TASK REQUIREMENTS: Gather every line of the entries that includes the word "implementation".

DATA:

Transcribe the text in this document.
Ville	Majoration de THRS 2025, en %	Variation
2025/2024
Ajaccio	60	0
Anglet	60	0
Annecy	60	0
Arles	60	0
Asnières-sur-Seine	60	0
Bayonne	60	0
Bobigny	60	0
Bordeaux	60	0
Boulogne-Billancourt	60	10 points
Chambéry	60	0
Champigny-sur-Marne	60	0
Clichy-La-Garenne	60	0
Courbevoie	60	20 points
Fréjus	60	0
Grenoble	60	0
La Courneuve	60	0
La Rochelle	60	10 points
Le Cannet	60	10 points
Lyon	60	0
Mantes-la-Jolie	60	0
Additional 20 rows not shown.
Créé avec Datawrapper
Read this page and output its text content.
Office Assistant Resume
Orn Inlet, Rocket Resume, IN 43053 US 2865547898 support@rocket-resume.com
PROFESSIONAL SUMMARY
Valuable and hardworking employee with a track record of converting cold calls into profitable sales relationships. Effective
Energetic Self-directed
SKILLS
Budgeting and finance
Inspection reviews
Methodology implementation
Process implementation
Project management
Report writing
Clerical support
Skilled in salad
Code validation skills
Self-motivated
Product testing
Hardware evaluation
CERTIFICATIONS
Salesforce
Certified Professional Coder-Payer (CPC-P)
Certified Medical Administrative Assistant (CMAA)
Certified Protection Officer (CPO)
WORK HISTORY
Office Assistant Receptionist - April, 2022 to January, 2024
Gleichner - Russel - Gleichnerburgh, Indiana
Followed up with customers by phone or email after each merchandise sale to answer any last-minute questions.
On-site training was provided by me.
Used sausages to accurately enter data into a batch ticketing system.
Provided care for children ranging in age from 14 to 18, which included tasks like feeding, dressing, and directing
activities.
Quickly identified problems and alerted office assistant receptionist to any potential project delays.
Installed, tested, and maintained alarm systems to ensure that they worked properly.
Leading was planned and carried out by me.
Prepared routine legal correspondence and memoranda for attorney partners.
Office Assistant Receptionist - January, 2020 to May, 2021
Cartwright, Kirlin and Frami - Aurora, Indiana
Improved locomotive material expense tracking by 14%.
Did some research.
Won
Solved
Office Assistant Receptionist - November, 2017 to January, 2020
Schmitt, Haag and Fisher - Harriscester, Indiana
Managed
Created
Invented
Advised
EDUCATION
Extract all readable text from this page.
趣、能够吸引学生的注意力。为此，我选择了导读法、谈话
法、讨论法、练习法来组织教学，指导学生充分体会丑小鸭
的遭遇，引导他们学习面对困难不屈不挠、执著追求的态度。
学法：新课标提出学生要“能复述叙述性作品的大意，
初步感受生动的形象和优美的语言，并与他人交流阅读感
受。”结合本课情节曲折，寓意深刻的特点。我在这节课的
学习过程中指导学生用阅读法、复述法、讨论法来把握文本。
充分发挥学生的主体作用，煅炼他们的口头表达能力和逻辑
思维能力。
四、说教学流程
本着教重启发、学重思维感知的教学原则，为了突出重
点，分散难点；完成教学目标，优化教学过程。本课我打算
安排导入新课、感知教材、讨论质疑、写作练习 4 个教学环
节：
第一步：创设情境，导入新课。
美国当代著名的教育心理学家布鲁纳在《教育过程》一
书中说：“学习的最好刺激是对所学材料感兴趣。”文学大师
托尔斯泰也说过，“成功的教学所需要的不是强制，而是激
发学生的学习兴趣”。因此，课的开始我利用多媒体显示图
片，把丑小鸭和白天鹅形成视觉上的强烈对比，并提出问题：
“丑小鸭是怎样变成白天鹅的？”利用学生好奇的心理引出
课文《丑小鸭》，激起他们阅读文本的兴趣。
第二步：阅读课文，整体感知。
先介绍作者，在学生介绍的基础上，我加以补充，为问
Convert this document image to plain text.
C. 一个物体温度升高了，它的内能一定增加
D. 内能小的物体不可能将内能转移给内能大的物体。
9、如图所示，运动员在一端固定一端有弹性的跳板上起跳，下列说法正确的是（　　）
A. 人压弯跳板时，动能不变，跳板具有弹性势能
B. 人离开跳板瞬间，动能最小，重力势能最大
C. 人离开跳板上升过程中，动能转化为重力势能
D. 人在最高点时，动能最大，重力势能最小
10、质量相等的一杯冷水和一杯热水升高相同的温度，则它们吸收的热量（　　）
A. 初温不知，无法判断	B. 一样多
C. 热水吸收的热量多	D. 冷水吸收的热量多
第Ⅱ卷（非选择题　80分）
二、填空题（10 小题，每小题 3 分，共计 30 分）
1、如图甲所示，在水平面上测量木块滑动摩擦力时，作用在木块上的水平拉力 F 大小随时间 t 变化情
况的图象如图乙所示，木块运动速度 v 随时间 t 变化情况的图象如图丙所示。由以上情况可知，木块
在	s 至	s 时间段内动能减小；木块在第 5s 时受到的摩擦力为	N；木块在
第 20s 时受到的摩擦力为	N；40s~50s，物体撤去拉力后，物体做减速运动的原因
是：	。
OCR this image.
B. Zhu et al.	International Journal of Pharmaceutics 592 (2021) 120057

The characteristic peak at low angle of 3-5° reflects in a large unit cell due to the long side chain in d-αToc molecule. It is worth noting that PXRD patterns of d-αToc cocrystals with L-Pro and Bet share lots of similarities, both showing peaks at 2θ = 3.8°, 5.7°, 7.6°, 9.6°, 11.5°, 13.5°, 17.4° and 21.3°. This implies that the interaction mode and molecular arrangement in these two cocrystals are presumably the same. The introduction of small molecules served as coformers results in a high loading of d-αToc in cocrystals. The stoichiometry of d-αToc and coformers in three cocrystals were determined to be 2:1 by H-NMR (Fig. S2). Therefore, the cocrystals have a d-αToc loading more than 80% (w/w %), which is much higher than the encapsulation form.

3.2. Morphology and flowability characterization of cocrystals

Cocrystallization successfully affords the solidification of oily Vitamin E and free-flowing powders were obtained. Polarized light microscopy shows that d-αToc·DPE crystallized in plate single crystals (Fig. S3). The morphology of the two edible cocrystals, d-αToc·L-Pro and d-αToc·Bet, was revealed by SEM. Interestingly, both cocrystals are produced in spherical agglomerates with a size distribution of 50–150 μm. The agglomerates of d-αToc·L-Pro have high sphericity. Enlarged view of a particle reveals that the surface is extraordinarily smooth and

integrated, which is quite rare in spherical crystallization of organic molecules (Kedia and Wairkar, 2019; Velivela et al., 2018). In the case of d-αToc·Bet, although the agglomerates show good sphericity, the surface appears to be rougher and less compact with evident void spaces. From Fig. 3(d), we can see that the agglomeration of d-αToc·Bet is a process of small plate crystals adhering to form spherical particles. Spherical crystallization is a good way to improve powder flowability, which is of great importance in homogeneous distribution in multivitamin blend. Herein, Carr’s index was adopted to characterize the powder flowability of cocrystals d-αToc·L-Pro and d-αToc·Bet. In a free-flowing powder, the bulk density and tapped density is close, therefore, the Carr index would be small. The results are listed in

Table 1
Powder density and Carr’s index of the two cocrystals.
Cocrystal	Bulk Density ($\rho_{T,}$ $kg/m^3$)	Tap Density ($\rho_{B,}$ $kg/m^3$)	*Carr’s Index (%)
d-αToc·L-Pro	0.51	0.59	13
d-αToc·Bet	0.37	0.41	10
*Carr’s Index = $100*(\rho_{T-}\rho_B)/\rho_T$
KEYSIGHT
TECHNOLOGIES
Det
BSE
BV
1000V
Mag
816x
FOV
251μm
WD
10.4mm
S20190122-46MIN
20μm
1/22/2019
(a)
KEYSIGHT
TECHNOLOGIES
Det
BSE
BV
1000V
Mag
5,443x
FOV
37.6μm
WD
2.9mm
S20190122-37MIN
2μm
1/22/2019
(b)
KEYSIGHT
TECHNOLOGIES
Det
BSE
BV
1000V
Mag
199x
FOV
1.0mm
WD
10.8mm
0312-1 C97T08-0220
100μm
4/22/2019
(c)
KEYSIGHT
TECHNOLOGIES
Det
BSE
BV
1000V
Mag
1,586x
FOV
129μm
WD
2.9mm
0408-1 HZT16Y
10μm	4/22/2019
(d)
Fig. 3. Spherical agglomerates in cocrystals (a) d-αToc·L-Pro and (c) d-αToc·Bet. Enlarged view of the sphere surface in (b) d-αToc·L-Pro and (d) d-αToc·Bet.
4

EXERCISE SOLUTION:
Methodology implementation
Process implementation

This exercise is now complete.